Brief:
Reproduce the full listing below unchanged, apart from the pictures.

(Collected data entries)

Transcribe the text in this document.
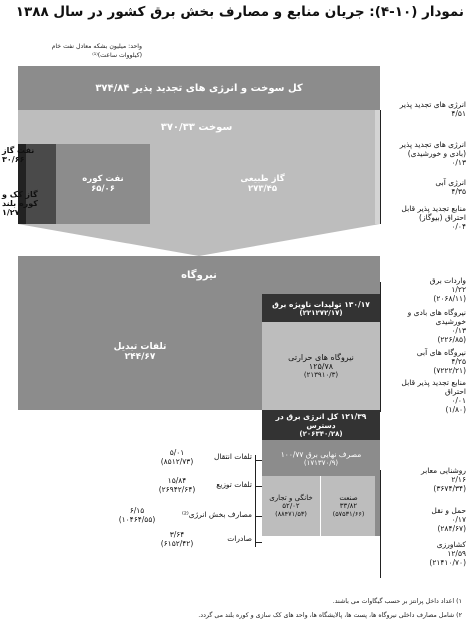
نمودار (۱۰-۴): جریان منابع و مصارف بخش برق کشور در سال ۱۳۸۸
واحد: میلیون بشکه معادل نفت خام
(کیلووات ساعت)⁽¹⁾
کل سوخت و انرژی های تجدید پذیر ۳۷۴/۸۴
سوخت ۳۷۰/۳۳
نفت کوره
۶۵/۰۶
گاز طبیعی
۲۷۳/۴۵
نفت گاز
۳۰/۶۶
گاز کک و کوره بلند
۱/۲۷
انرژی های تجدید پذیر
۴/۵۱
انرژی های تجدید پذیر (بادی و خورشیدی)
۰/۱۳
انرژی آبی
۴/۳۵
منابع تجدید پذیر قابل احتراق (بیوگاز)
۰/۰۴
نیروگاه
تلفات تبدیل
۲۴۴/۶۷
۱۳۰/۱۷ تولیدات ناویژه برق
(۲۲۱۲۷۲/۱۷)
نیروگاه های حرارتی
۱۲۵/۷۸
(۲۱۳۹۱۰/۳)
واردات برق
۱/۲۲
(۲۰۶۸/۱۱)
نیروگاه های بادی و خورشیدی
۰/۱۳
(۲۲۶/۸۵)
نیروگاه های آبی
۴/۲۵
(۷۲۲۲/۲۱)
منابع تجدید پذیر قابل احتراق
۰/۰۱
(۱/۸۰)
۱۲۱/۳۹ کل انرژی برق در دسترس
(۲۰۶۳۴۰/۲۸)
مصرف نهایی برق ۱۰۰/۷۷
(۱۷۱۳۷۰/۹)
خانگی و تجاری
۵۲/۰۲
(۸۸۴۷۱/۵۳)
صنعت
۳۳/۸۲
(۵۷۵۳۱/۶۶)
تلفات انتقال
۵/۰۱
(۸۵۱۲/۷۳)
تلفات توزیع
۱۵/۸۴
(۲۶۹۴۲/۶۴)
مصارف بخش انرژی⁽²⁾
۶/۱۵
(۱۰۴۶۴/۵۵)
صادرات
۳/۶۴
(۶۱۵۲/۴۲)
روشنایی معابر
۲/۱۶
(۳۶۷۴/۳۴)
حمل و نقل
۰/۱۷
(۲۸۴/۶۷)
کشاورزی
۱۲/۵۹
(۲۱۴۱۰/۷۰)
۱) اعداد داخل پرانتز بر حسب گیگاوات می باشند.
۲) شامل مصارف داخلی نیروگاه ها، پست ها، پالایشگاه ها، واحد های کک سازی و کوره بلند می گردد.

Result of the exercise:
Transcribe the text in this document.
نمودار (۱۰-۴): جریان منابع و مصارف بخش برق کشور در سال ۱۳۸۸
واحد: میلیون بشکه معادل نفت خام
(کیلووات ساعت)⁽¹⁾
کل سوخت و انرژی های تجدید پذیر ۳۷۴/۸۴
سوخت ۳۷۰/۳۳
نفت کوره
۶۵/۰۶
گاز طبیعی
۲۷۳/۴۵
نفت گاز
۳۰/۶۶
گاز کک و کوره بلند
۱/۲۷
انرژی های تجدید پذیر
۴/۵۱
انرژی های تجدید پذیر (بادی و خورشیدی)
۰/۱۳
انرژی آبی
۴/۳۵
منابع تجدید پذیر قابل احتراق (بیوگاز)
۰/۰۴
نیروگاه
تلفات تبدیل
۲۴۴/۶۷
۱۳۰/۱۷ تولیدات ناویژه برق
(۲۲۱۲۷۲/۱۷)
نیروگاه های حرارتی
۱۲۵/۷۸
(۲۱۳۹۱۰/۳)
واردات برق
۱/۲۲
(۲۰۶۸/۱۱)
نیروگاه های بادی و خورشیدی
۰/۱۳
(۲۲۶/۸۵)
نیروگاه های آبی
۴/۲۵
(۷۲۲۲/۲۱)
منابع تجدید پذیر قابل احتراق
۰/۰۱
(۱/۸۰)
۱۲۱/۳۹ کل انرژی برق در دسترس
(۲۰۶۳۴۰/۲۸)
مصرف نهایی برق ۱۰۰/۷۷
(۱۷۱۳۷۰/۹)
خانگی و تجاری
۵۲/۰۲
(۸۸۴۷۱/۵۳)
صنعت
۳۳/۸۲
(۵۷۵۳۱/۶۶)
تلفات انتقال
۵/۰۱
(۸۵۱۲/۷۳)
تلفات توزیع
۱۵/۸۴
(۲۶۹۴۲/۶۴)
مصارف بخش انرژی⁽²⁾
۶/۱۵
(۱۰۴۶۴/۵۵)
صادرات
۳/۶۴
(۶۱۵۲/۴۲)
روشنایی معابر
۲/۱۶
(۳۶۷۴/۳۴)
حمل و نقل
۰/۱۷
(۲۸۴/۶۷)
کشاورزی
۱۲/۵۹
(۲۱۴۱۰/۷۰)
۱) اعداد داخل پرانتز بر حسب گیگاوات می باشند.
۲) شامل مصارف داخلی نیروگاه ها، پست ها، پالایشگاه ها، واحد های کک سازی و کوره بلند می گردد.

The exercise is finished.